[Source data]
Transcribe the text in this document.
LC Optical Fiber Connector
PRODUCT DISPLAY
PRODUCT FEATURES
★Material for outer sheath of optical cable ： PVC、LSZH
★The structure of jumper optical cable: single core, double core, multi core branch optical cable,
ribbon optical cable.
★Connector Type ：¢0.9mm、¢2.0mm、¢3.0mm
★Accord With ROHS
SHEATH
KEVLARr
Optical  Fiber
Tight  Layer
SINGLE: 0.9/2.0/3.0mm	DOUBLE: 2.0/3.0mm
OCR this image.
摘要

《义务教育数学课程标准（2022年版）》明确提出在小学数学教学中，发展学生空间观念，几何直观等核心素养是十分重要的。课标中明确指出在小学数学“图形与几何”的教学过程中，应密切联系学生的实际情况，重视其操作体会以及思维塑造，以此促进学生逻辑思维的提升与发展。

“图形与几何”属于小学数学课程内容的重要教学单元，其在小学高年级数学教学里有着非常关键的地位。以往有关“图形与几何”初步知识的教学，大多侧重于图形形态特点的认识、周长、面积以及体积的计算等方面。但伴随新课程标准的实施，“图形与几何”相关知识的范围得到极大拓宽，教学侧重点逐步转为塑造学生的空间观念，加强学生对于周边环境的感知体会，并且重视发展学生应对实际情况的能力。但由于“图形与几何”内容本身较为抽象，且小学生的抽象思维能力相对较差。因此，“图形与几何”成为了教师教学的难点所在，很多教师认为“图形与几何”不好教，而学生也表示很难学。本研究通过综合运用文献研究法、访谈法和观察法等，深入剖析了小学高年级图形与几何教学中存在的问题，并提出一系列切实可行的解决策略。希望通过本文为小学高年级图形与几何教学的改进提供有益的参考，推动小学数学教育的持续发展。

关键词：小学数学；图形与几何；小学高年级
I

■ Given exercise
Where a line holds the string "this", copy that line.

■ Task result
Transcribe the text in this document.
OCR this image.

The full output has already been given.